Data items:
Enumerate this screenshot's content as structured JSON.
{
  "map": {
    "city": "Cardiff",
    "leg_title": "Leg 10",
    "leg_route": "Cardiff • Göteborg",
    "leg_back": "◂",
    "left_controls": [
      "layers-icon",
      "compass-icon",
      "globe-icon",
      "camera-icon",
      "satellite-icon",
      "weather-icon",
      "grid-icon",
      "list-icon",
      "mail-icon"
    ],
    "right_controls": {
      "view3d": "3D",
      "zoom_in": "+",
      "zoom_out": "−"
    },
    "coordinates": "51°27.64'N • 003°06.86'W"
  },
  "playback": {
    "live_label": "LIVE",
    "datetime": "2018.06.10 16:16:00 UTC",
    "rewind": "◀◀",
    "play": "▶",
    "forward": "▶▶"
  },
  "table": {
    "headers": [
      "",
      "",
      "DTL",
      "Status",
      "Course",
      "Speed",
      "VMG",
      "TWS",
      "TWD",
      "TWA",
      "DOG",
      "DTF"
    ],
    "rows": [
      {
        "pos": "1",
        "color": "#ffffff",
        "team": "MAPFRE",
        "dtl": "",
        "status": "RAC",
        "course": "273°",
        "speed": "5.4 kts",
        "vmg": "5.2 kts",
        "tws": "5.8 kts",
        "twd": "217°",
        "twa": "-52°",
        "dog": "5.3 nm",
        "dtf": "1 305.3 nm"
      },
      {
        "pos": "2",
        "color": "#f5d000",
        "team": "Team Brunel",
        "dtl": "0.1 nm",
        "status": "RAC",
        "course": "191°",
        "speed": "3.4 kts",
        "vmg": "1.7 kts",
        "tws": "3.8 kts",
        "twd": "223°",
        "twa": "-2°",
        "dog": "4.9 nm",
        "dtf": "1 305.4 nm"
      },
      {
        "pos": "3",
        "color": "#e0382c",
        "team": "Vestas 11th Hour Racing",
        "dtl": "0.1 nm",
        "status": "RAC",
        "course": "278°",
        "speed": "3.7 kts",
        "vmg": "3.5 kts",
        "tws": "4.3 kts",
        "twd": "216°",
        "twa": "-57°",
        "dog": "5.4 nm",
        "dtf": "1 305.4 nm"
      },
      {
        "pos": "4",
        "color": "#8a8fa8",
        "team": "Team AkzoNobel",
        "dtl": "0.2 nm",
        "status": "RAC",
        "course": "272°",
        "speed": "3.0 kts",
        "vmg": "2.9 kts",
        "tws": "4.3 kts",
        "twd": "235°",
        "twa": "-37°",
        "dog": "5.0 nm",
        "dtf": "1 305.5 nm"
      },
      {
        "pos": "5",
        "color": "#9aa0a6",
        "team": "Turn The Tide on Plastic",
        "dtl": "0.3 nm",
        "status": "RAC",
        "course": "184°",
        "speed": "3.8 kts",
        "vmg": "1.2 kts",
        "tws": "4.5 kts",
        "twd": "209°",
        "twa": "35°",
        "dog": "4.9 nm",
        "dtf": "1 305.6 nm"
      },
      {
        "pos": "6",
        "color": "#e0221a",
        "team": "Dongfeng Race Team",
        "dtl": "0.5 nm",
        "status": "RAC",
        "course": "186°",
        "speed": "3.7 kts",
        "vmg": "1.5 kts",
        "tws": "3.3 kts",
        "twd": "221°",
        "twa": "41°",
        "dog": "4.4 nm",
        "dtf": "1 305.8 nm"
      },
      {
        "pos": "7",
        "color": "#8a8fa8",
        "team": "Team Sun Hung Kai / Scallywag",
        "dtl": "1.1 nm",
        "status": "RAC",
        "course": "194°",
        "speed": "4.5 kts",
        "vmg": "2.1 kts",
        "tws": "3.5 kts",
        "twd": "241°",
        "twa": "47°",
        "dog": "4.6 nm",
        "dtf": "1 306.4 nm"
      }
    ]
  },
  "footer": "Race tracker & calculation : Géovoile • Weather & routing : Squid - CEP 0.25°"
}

-- Task details --
Gather, from the listing above, every line carrying the word "color".

-- Correct answer --
        "color": "#ffffff",
        "color": "#f5d000",
        "color": "#e0382c",
        "color": "#8a8fa8",
        "color": "#9aa0a6",
        "color": "#e0221a",
        "color": "#8a8fa8",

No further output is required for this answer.